## WHAT THE TASK ASKS
Which lines in the records below contain the word "true"? Copy each one out.

START MATERIAL PROVIDED

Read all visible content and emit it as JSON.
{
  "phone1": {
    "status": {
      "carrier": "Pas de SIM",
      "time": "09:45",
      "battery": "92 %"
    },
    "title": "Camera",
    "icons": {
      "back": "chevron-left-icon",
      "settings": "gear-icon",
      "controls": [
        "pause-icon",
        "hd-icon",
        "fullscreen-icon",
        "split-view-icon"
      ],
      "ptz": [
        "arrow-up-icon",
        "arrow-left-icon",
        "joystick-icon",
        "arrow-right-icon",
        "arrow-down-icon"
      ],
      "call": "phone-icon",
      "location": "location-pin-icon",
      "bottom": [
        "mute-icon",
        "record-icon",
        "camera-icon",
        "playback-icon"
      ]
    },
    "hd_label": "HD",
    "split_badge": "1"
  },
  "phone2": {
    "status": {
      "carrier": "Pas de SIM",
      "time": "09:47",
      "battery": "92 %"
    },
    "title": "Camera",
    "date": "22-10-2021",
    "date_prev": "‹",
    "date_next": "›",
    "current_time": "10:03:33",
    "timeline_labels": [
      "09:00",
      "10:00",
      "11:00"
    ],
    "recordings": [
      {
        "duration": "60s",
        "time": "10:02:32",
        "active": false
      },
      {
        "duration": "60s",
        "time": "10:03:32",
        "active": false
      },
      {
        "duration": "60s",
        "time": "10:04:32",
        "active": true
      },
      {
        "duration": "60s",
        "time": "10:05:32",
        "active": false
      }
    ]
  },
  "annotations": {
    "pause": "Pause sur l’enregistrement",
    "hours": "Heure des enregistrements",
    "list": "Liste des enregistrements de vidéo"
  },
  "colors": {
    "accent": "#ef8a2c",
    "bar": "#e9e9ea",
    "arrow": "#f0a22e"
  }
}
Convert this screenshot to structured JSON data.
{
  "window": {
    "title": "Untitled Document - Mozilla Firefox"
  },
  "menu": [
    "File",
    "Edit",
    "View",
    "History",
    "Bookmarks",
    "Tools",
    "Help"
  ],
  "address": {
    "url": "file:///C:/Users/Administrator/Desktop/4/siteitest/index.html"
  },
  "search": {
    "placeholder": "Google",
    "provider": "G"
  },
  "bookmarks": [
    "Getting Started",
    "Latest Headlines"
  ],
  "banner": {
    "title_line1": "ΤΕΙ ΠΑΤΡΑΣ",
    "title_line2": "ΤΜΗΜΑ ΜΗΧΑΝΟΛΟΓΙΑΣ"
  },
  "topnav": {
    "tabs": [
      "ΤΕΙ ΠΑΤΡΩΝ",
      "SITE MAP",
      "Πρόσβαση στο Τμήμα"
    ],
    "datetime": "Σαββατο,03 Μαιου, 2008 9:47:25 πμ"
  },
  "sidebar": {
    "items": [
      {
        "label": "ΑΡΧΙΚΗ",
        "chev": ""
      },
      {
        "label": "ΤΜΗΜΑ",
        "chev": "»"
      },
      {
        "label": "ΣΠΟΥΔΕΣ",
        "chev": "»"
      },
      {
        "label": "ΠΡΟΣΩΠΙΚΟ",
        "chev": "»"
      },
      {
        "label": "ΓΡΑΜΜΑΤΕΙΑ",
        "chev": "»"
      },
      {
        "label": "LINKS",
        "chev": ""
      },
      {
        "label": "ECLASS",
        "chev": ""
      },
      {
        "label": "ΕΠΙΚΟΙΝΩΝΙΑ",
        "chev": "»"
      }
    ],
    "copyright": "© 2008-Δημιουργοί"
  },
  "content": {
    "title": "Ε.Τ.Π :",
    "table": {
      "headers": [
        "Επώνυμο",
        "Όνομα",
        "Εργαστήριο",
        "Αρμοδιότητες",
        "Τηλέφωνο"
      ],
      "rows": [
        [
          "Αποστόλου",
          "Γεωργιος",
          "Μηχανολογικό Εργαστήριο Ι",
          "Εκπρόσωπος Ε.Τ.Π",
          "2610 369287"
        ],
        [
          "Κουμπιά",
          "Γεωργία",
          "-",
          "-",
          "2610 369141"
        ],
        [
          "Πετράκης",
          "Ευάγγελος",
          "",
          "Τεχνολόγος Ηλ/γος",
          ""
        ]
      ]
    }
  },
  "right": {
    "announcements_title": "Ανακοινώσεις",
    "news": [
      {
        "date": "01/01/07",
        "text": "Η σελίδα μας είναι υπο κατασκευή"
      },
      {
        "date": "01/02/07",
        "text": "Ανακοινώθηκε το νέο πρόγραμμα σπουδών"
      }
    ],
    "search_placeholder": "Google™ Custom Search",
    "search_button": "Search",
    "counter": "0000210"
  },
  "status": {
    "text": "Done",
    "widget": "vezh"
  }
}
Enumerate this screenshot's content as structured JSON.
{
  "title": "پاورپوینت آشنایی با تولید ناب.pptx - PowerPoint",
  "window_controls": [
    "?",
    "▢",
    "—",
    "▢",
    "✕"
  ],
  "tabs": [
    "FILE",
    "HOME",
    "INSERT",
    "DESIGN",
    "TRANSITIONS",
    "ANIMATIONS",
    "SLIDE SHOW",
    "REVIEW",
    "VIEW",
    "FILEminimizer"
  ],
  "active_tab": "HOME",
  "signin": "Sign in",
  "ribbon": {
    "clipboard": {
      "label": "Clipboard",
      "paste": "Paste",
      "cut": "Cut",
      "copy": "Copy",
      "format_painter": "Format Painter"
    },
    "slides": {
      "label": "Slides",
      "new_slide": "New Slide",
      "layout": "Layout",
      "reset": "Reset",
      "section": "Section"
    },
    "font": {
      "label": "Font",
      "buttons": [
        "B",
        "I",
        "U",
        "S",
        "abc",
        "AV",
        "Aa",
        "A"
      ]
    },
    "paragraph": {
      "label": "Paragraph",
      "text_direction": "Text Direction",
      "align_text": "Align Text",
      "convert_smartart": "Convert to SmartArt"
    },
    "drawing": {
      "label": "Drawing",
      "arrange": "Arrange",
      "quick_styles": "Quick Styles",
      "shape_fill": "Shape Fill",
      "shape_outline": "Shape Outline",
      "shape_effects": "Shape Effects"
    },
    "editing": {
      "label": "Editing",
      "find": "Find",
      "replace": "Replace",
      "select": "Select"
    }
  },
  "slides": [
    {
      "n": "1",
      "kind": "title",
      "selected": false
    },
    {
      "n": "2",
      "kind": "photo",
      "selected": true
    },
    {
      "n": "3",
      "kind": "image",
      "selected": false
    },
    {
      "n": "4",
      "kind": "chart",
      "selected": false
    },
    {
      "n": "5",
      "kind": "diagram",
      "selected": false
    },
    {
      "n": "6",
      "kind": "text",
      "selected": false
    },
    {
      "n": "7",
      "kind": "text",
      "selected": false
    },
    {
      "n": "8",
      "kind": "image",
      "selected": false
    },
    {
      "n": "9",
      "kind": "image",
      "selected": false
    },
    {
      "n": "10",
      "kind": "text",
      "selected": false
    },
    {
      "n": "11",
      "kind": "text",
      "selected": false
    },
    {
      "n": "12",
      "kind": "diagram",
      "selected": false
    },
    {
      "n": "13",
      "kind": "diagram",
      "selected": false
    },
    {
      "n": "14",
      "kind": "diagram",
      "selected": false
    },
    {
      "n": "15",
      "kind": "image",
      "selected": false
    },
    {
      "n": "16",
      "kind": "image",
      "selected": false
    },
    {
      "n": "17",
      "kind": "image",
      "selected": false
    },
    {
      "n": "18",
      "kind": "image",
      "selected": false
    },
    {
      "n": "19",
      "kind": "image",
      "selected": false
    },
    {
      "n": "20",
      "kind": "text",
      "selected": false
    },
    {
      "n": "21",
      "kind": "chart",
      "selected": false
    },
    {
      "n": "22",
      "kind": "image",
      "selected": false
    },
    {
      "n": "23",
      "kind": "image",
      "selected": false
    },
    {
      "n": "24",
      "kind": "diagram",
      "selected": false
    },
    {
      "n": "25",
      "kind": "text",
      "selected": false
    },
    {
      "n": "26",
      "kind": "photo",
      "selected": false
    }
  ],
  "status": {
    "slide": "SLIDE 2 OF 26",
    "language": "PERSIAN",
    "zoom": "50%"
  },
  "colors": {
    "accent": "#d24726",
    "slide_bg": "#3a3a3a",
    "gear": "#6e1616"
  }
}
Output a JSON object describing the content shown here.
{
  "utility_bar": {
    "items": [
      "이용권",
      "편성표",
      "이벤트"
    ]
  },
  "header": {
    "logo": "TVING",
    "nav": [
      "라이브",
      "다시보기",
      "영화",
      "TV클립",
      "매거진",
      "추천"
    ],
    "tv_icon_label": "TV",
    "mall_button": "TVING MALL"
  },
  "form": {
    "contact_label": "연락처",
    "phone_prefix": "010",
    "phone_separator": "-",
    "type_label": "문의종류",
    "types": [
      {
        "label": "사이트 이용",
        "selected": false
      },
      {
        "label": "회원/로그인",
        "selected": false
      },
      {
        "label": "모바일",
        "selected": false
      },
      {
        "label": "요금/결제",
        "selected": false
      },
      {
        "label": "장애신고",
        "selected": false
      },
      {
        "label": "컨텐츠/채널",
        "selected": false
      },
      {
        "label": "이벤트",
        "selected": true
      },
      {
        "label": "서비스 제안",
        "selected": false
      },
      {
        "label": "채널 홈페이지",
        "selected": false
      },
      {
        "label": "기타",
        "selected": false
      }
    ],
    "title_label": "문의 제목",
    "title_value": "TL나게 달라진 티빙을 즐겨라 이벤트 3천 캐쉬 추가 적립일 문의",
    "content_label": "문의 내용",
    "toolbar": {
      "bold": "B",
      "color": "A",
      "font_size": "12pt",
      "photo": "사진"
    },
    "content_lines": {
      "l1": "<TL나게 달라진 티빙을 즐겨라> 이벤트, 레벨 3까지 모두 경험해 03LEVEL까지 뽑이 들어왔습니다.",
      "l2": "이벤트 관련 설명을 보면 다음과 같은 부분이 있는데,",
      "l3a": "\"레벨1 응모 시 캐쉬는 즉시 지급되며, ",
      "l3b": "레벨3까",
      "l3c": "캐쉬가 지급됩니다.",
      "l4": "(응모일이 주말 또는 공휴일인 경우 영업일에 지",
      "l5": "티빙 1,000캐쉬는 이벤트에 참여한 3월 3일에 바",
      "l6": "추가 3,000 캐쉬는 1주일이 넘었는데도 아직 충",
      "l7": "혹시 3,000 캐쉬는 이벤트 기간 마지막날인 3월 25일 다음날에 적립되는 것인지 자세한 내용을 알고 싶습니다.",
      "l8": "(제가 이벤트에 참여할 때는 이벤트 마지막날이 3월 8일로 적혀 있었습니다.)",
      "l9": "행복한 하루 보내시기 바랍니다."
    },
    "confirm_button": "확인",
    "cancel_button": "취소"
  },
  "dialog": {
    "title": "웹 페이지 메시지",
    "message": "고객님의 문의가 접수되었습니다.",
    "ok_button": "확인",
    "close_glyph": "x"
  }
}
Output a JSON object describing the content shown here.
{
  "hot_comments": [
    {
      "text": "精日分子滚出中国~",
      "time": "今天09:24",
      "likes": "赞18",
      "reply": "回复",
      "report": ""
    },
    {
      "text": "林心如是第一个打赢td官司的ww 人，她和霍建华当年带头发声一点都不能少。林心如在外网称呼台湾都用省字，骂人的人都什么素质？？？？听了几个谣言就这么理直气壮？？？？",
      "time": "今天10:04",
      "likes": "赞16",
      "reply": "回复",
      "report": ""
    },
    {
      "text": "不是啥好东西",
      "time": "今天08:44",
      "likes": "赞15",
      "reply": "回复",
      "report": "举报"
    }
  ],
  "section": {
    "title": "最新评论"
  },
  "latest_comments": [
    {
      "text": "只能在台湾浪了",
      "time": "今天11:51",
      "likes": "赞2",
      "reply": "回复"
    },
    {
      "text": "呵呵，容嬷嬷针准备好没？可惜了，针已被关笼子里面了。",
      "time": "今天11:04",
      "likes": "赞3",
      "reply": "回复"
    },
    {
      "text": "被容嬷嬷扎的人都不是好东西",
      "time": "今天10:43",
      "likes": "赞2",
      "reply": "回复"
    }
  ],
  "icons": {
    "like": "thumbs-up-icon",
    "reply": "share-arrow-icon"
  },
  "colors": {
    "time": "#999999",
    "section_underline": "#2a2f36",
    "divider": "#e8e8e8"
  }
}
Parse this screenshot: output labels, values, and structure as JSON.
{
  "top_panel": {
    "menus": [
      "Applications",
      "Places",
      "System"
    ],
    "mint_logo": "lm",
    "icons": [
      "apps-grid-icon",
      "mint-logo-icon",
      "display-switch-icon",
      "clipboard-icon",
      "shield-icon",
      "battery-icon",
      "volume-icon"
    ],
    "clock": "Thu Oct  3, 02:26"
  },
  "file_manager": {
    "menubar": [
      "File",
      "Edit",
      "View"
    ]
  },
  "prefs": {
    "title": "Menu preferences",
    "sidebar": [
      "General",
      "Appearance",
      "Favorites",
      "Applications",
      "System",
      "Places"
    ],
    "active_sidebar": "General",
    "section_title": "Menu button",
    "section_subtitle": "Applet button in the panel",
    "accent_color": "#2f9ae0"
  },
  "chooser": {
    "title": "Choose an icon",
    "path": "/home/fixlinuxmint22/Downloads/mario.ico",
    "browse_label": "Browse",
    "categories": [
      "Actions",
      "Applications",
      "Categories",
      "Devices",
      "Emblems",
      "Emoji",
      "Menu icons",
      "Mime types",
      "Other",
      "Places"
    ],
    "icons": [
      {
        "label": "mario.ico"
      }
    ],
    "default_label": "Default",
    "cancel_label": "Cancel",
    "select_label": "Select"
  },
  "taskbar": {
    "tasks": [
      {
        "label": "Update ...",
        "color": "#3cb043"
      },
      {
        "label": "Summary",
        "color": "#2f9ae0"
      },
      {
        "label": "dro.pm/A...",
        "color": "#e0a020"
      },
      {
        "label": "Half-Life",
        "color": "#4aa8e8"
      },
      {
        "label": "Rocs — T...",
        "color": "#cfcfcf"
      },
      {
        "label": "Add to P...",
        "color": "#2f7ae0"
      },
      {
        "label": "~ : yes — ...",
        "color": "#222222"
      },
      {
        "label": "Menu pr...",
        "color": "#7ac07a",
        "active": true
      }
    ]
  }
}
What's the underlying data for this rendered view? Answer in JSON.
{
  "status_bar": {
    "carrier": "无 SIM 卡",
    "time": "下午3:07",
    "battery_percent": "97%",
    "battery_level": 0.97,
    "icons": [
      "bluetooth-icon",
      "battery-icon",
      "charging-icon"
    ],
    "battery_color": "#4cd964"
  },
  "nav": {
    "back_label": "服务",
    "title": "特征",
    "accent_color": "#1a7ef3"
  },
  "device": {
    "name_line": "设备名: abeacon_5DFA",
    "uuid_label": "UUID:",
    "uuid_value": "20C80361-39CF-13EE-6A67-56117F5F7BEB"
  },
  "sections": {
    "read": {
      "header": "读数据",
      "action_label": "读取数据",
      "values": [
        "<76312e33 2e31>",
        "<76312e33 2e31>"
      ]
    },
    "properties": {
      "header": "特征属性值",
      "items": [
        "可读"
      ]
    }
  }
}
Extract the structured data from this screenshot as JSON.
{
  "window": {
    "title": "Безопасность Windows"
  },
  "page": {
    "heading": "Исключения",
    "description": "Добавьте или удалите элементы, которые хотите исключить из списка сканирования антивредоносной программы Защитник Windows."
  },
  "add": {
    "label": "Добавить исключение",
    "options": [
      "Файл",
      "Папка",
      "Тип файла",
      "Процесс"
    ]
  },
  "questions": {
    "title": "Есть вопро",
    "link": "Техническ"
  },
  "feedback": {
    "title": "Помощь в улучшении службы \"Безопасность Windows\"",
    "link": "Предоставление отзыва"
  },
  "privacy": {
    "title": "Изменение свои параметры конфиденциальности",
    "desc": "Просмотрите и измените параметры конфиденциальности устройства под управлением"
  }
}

END MATERIAL PROVIDED

## RESPONSE
        "active": true
      "selected": true
        "selected": true
        "active": true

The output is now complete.